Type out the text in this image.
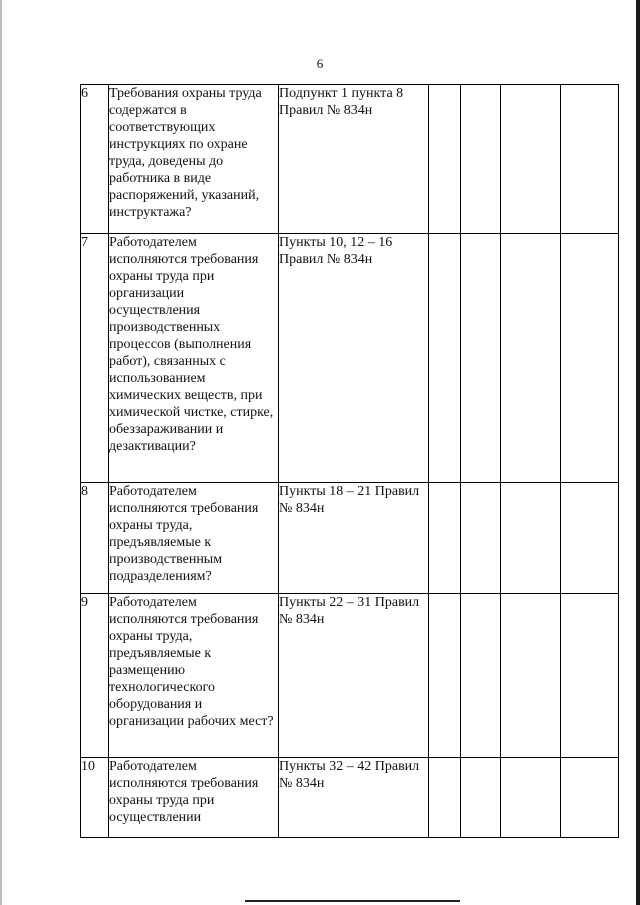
6
6	Требования охраны труда содержатся в соответствующих инструкциях по охране труда, доведены до работника в виде распоряжений, указаний, инструктажа?	Подпункт 1 пункта 8 Правил № 834н				
7	Работодателем исполняются требования охраны труда при организации осуществления производственных процессов (выполнения работ), связанных с использованием химических веществ, при химической чистке, стирке, обеззараживании и дезактивации?	Пункты 10, 12 – 16 Правил № 834н				
8	Работодателем исполняются требования охраны труда, предъявляемые к производственным подразделениям?	Пункты 18 – 21 Правил № 834н				
9	Работодателем исполняются требования охраны труда, предъявляемые к размещению технологического оборудования и организации рабочих мест?	Пункты 22 – 31 Правил № 834н				
10	Работодателем исполняются требования охраны труда при осуществлении	Пункты 32 – 42 Правил № 834н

════════════════════

WHAT THE TASK ASKS =
Without the pictures, print the records in full, exactly as they appear.

THE SOLUTION =
Type out the text in this image.
6
6	Требования охраны труда содержатся в соответствующих инструкциях по охране труда, доведены до работника в виде распоряжений, указаний, инструктажа?	Подпункт 1 пункта 8 Правил № 834н				
7	Работодателем исполняются требования охраны труда при организации осуществления производственных процессов (выполнения работ), связанных с использованием химических веществ, при химической чистке, стирке, обеззараживании и дезактивации?	Пункты 10, 12 – 16 Правил № 834н				
8	Работодателем исполняются требования охраны труда, предъявляемые к производственным подразделениям?	Пункты 18 – 21 Правил № 834н				
9	Работодателем исполняются требования охраны труда, предъявляемые к размещению технологического оборудования и организации рабочих мест?	Пункты 22 – 31 Правил № 834н				
10	Работодателем исполняются требования охраны труда при осуществлении	Пункты 32 – 42 Правил № 834н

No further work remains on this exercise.